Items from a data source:
====================
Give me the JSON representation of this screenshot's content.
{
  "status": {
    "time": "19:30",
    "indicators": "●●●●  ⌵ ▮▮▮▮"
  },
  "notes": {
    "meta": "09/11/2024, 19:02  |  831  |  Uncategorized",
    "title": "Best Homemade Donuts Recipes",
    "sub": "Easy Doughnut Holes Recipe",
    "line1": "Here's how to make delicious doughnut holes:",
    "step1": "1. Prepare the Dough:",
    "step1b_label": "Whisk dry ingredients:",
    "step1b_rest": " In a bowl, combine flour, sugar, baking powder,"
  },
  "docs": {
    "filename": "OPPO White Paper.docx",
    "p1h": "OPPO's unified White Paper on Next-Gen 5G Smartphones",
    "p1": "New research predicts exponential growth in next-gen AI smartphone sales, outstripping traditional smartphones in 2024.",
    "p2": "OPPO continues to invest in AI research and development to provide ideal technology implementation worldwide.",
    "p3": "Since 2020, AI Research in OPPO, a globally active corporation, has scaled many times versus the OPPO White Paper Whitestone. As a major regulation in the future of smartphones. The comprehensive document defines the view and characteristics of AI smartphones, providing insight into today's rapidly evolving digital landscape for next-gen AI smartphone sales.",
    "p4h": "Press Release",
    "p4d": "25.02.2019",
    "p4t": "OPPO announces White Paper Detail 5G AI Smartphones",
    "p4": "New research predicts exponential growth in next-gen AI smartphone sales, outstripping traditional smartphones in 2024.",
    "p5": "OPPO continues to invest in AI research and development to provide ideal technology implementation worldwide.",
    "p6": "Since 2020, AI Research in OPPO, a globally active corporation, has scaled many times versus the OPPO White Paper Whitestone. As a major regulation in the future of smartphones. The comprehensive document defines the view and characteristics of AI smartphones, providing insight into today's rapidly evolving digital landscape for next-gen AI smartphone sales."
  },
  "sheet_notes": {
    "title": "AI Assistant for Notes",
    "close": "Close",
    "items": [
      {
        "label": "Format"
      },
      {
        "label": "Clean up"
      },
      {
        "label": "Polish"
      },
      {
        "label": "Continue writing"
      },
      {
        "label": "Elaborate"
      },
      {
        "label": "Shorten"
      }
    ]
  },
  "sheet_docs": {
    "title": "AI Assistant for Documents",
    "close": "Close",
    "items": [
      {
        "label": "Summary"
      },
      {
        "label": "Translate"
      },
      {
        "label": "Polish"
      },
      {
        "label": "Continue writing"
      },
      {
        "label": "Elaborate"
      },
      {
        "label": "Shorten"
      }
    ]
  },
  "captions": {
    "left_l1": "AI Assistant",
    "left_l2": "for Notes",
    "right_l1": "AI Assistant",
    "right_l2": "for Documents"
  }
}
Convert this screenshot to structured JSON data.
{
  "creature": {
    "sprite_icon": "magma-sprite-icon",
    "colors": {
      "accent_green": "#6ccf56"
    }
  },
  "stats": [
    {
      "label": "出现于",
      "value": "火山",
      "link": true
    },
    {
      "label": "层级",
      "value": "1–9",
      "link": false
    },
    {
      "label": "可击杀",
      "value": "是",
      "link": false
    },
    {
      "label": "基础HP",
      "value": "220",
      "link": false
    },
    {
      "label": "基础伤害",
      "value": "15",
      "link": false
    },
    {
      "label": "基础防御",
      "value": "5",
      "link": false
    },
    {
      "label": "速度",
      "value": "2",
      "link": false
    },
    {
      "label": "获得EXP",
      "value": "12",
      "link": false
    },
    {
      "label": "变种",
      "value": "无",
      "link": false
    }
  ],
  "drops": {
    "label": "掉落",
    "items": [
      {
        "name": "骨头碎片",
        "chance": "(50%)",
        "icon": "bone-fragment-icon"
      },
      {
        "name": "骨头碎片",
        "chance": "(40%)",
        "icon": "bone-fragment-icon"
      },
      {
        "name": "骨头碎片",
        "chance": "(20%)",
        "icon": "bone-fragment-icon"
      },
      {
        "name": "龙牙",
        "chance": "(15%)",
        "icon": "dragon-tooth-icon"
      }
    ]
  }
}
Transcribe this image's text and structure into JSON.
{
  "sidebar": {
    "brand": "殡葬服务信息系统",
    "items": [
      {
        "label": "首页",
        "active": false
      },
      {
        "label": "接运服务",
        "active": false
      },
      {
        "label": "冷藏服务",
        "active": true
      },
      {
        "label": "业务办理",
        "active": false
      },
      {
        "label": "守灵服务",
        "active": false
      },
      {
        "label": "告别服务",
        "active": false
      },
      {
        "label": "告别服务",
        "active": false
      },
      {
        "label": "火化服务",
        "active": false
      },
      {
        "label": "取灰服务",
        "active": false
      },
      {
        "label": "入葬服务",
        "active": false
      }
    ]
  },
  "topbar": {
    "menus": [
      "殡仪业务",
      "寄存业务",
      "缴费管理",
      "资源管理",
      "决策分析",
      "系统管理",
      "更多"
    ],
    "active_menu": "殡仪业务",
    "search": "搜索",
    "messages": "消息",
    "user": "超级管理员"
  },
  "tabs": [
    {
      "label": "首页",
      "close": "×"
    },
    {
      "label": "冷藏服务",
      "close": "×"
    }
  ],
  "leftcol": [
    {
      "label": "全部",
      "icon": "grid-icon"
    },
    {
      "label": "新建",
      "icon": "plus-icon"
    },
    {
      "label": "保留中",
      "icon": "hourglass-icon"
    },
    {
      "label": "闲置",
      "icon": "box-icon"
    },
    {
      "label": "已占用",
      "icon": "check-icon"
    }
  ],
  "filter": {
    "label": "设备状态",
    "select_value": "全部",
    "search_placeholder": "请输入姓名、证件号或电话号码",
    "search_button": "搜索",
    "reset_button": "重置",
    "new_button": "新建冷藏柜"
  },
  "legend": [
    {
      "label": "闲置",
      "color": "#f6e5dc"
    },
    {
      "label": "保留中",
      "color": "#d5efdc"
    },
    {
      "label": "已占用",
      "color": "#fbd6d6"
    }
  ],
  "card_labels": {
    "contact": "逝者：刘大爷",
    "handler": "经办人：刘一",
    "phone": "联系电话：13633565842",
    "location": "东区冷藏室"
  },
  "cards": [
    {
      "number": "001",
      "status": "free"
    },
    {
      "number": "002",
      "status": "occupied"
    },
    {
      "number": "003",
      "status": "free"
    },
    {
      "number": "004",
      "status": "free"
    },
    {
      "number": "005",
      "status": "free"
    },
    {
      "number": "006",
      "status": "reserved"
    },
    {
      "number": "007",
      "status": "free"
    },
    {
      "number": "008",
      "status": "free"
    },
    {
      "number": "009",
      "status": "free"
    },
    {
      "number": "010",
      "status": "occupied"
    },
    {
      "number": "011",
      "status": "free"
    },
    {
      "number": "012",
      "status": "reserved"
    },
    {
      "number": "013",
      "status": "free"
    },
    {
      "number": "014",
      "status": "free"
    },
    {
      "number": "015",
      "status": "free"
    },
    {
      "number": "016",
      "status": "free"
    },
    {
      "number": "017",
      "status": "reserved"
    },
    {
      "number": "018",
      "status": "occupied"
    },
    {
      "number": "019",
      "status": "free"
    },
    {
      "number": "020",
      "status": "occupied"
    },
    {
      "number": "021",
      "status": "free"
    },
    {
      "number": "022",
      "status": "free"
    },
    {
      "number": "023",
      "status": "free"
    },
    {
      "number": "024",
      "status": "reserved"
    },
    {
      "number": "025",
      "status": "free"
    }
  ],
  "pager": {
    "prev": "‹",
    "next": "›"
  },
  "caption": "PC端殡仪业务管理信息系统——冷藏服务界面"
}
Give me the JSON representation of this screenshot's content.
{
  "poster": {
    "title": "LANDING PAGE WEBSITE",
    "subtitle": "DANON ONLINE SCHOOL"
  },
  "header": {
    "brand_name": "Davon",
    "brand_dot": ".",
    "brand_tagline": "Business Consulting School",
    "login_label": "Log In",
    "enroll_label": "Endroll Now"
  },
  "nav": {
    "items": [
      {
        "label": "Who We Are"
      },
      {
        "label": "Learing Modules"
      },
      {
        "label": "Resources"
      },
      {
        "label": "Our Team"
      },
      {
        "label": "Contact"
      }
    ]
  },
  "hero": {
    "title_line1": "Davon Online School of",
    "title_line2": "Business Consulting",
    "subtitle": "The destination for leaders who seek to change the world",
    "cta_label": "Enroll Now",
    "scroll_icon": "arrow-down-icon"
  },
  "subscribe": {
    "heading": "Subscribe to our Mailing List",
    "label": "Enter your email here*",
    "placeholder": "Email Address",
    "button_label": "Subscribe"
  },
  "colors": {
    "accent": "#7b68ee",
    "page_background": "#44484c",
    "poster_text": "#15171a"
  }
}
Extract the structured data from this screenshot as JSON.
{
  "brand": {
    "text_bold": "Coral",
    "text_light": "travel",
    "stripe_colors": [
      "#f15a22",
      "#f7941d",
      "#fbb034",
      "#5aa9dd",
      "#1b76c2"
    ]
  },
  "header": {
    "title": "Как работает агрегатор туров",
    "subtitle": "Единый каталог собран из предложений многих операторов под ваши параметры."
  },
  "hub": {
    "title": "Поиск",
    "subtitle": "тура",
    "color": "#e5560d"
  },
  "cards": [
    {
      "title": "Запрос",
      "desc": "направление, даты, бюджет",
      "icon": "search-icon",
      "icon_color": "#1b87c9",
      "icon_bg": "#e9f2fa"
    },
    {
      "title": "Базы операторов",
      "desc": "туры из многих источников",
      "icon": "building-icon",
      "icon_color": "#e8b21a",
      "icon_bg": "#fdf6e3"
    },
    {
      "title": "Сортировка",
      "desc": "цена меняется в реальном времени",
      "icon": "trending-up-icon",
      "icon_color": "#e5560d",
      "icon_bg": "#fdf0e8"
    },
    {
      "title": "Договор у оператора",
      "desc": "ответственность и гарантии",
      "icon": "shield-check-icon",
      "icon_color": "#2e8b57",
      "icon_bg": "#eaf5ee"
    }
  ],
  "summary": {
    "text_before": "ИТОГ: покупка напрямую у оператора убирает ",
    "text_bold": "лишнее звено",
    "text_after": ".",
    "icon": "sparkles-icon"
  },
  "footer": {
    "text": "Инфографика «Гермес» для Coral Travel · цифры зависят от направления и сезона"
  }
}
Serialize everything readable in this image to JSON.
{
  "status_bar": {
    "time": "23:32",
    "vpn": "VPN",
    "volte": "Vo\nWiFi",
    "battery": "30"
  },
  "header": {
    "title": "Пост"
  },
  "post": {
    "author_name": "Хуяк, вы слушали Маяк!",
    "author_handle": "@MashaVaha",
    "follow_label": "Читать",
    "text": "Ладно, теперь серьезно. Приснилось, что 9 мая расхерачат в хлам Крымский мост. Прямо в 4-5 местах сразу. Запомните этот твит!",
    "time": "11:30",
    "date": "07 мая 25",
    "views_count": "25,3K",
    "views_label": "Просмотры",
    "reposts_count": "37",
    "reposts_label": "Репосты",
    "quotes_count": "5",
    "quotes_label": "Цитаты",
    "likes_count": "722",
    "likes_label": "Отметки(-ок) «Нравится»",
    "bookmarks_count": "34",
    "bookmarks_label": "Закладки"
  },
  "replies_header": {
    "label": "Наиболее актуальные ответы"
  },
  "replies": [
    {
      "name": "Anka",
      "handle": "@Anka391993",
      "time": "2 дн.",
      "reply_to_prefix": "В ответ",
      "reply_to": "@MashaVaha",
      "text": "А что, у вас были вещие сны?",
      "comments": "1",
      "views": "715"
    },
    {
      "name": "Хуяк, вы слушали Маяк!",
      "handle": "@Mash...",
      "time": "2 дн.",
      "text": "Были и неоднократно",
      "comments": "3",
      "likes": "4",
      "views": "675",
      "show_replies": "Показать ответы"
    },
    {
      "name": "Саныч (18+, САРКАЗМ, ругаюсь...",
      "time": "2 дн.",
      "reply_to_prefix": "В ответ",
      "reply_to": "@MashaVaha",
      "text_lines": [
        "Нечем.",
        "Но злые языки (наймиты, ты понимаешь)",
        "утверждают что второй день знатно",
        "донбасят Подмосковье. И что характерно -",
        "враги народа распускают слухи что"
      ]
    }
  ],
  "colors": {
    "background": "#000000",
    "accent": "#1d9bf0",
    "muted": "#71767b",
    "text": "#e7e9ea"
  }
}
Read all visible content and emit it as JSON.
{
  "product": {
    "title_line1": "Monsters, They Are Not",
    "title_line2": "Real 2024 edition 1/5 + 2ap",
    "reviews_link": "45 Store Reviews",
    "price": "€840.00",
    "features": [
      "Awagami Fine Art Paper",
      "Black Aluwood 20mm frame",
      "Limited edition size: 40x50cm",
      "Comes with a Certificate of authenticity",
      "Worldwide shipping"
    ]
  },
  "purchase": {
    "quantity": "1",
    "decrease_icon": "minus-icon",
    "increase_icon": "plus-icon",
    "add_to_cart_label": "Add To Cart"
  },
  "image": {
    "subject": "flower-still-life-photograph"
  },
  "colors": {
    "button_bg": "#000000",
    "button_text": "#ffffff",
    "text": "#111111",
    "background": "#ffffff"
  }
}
====================
Do this:
From the listing, copy each line containing the word "subtitle".

Final result:
    "subtitle": "DANON ONLINE SCHOOL"
    "subtitle": "The destination for leaders who seek to change the world",
    "subtitle": "Единый каталог собран из предложений многих операторов под ваши параметры."
    "subtitle": "тура",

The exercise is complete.